▶ [OBJECTIVE]:
Pick every line from the data that holds the word "document".

Saved data entries
◇ ◇ ◇ ◇
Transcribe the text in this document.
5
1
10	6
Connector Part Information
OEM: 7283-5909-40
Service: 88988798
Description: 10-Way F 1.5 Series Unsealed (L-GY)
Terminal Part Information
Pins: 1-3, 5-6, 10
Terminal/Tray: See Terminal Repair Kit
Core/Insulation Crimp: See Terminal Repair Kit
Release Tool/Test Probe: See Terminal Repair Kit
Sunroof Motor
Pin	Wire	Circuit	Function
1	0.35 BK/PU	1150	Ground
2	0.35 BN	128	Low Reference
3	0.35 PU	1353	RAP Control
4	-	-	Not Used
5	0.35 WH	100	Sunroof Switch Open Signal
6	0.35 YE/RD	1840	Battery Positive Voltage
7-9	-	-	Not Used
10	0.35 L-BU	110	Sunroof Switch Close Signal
◇ ◇ ◇ ◇
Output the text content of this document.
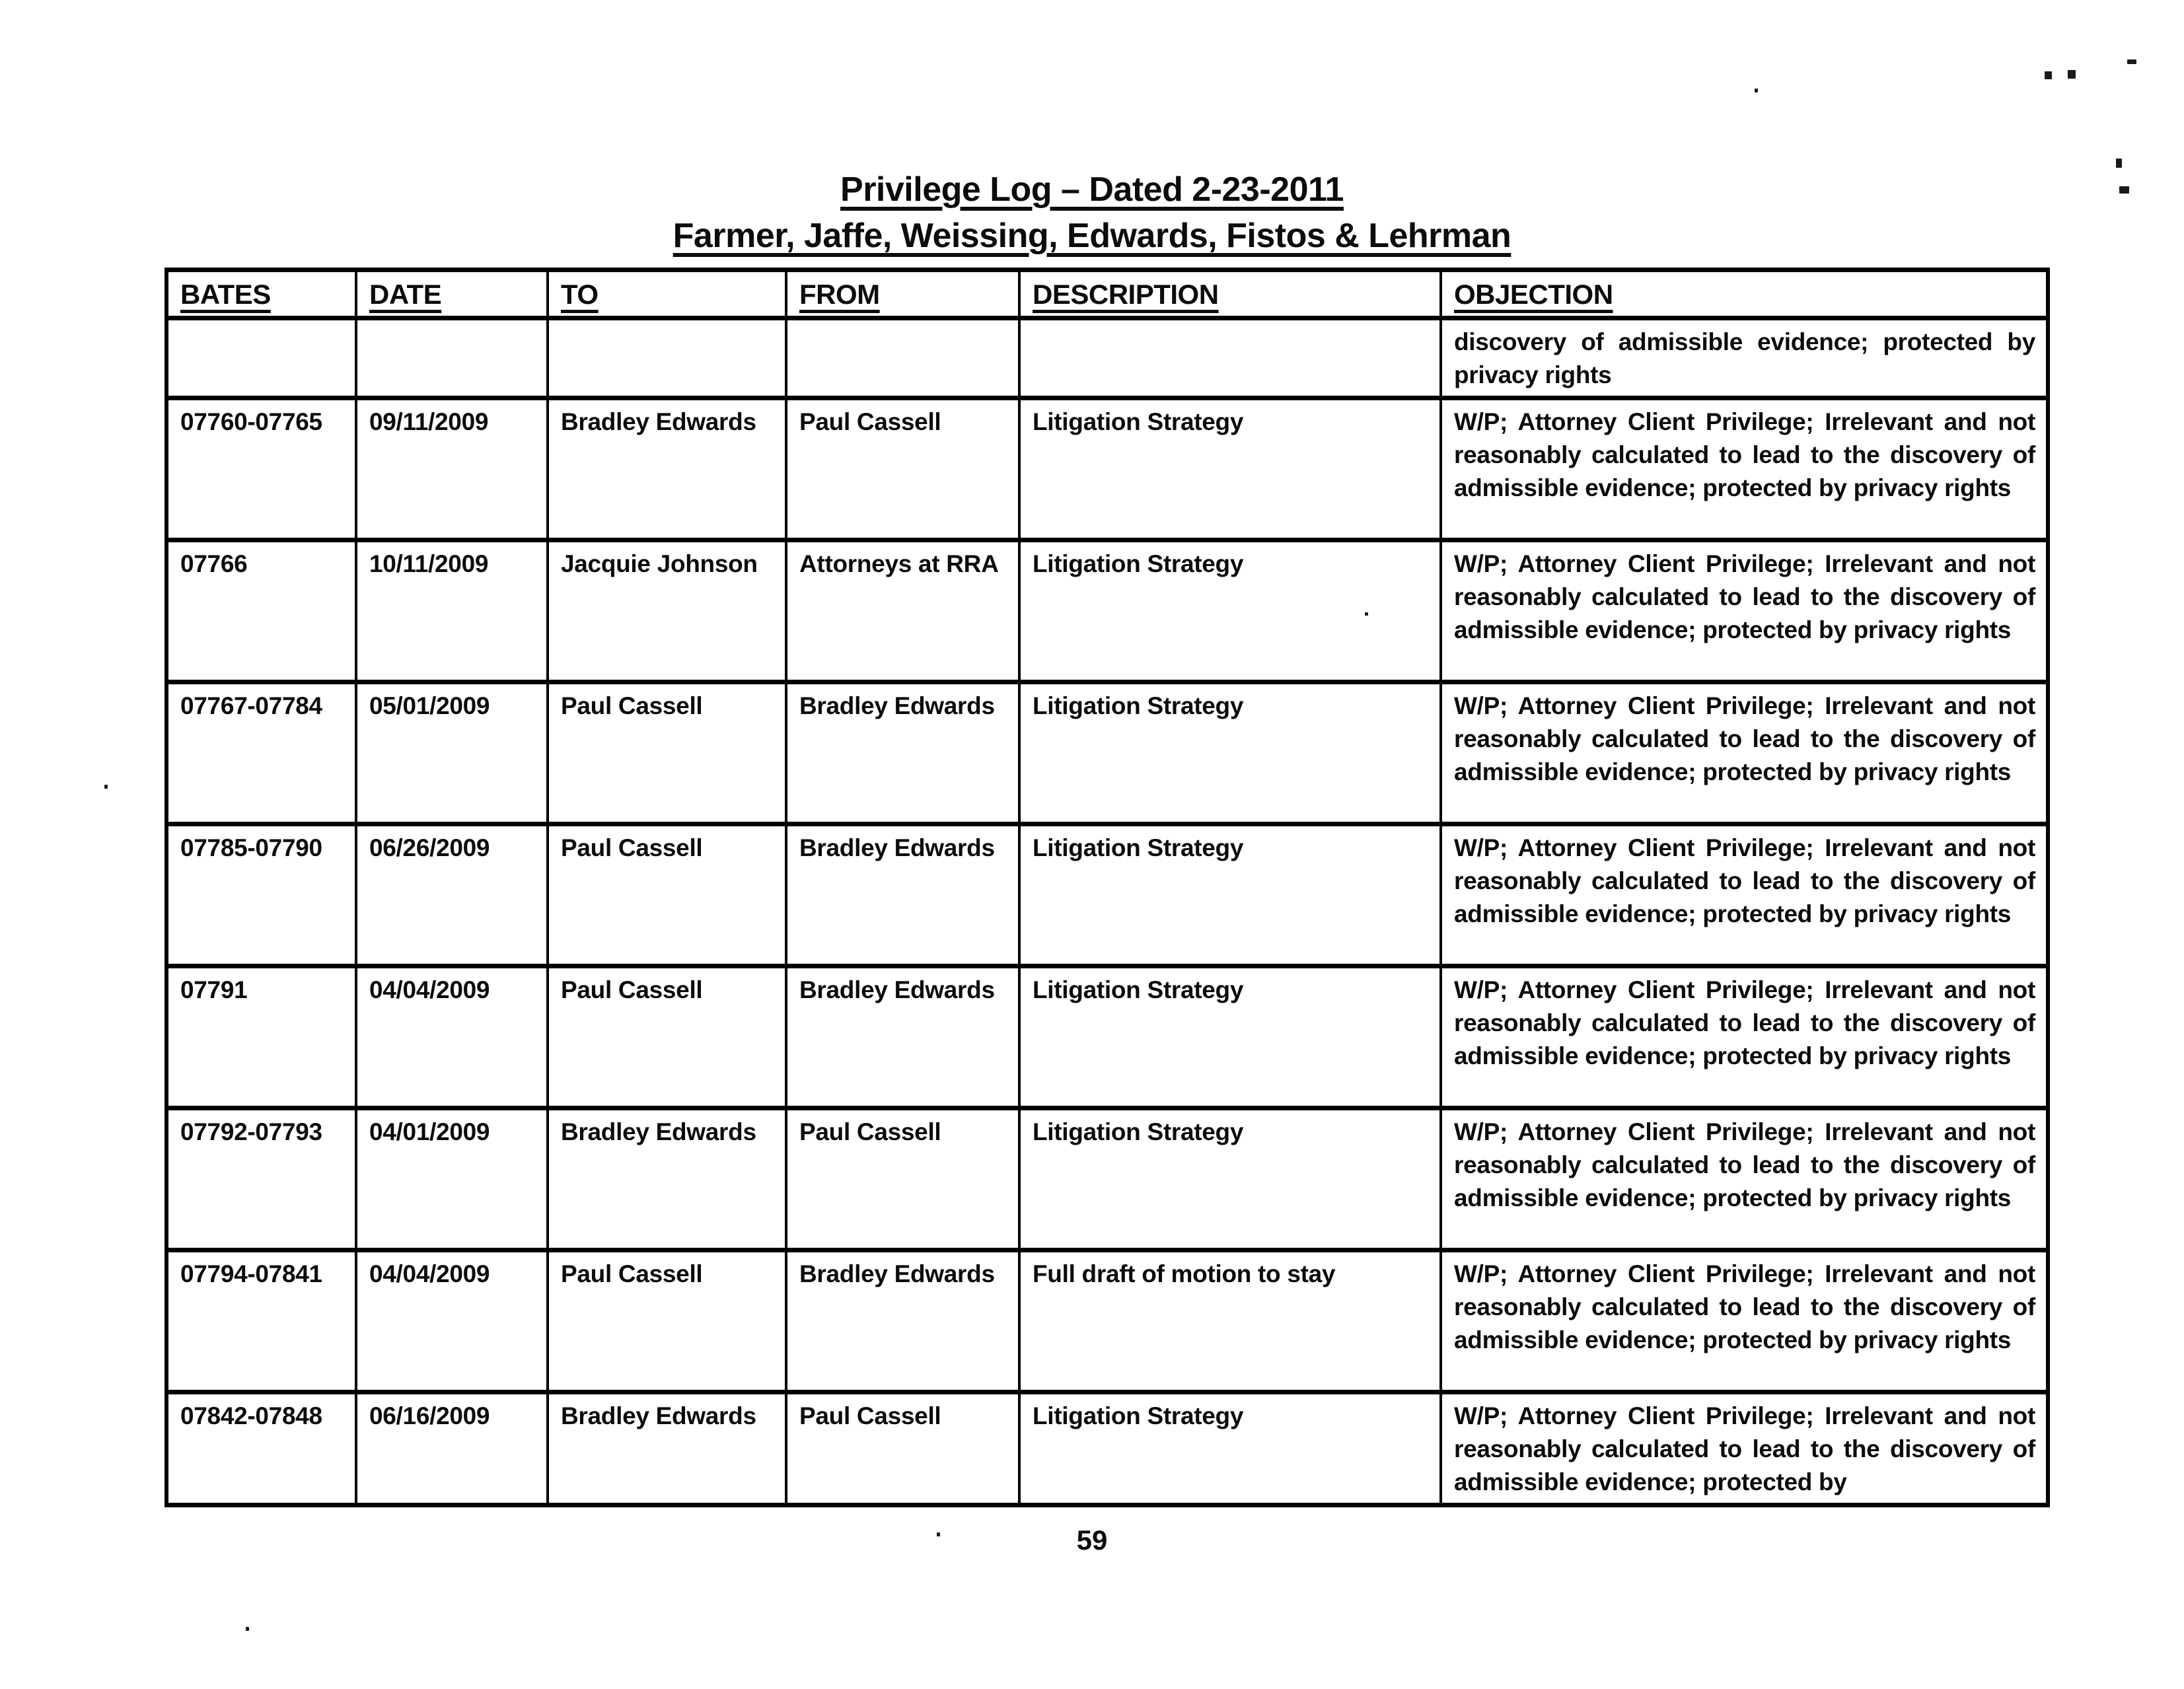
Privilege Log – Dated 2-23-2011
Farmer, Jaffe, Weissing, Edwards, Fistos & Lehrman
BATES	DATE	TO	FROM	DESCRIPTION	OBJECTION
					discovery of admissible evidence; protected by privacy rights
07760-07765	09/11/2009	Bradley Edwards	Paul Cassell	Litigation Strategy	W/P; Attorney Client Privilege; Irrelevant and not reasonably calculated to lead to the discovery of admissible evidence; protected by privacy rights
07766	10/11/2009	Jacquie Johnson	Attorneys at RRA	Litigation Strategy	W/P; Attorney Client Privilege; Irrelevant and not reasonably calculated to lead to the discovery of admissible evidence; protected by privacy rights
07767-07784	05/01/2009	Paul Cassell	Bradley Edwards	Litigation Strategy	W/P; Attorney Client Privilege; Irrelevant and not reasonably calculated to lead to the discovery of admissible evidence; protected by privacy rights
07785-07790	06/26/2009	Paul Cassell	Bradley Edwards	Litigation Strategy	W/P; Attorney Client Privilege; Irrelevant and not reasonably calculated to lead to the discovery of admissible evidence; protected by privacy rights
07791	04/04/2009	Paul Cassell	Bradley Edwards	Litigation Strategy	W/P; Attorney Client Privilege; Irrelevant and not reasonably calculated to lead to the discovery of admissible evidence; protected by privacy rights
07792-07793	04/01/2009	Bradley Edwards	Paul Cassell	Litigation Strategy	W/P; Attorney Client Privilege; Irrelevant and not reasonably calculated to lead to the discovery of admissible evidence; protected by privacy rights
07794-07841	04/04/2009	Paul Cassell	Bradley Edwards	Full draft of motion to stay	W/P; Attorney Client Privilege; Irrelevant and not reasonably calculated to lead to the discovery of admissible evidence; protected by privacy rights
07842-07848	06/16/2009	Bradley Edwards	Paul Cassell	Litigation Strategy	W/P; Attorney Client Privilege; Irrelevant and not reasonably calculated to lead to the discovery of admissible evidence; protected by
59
◇ ◇ ◇ ◇
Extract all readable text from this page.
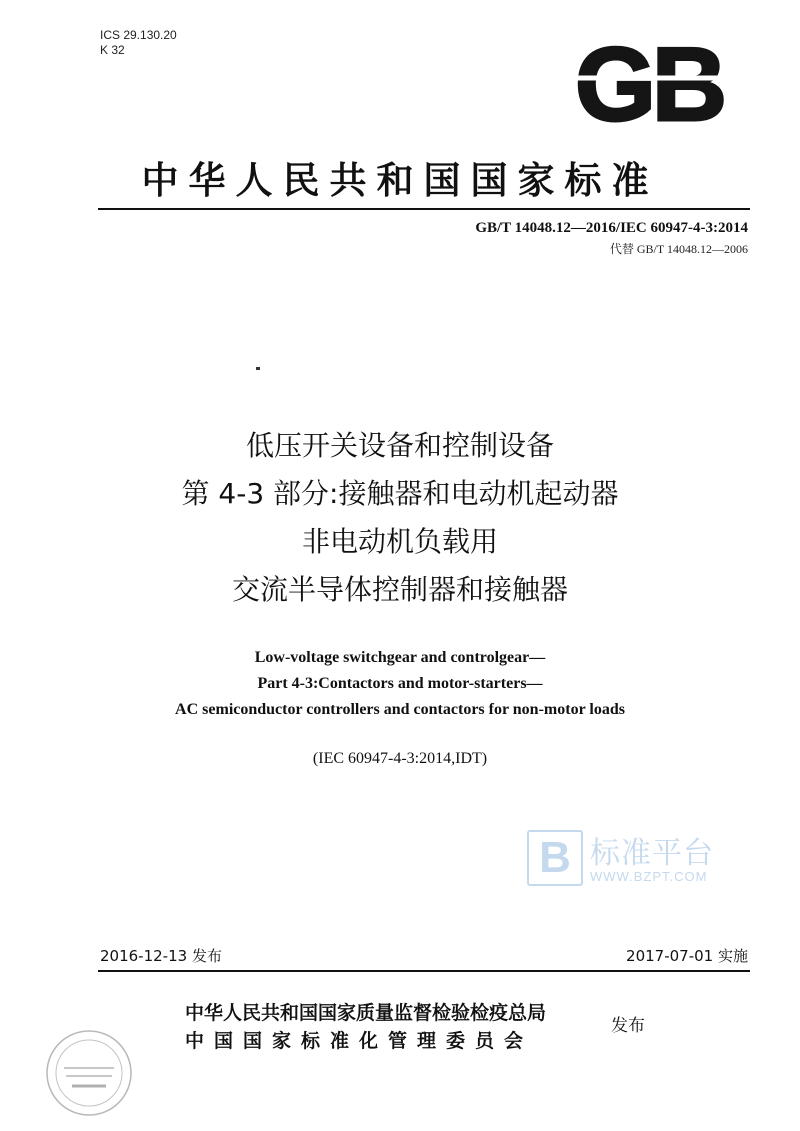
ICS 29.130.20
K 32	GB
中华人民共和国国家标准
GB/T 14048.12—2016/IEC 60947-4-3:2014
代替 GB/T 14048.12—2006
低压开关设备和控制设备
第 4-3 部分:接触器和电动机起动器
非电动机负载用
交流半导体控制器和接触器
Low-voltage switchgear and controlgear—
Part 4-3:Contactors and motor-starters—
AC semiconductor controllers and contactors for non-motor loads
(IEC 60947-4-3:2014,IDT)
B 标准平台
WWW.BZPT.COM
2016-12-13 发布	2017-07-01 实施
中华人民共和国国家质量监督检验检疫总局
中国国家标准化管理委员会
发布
◇ ◇ ◇ ◇
▶ [FINAL ANSWER]:
Transcribe the text in this document.
Output the text content of this document.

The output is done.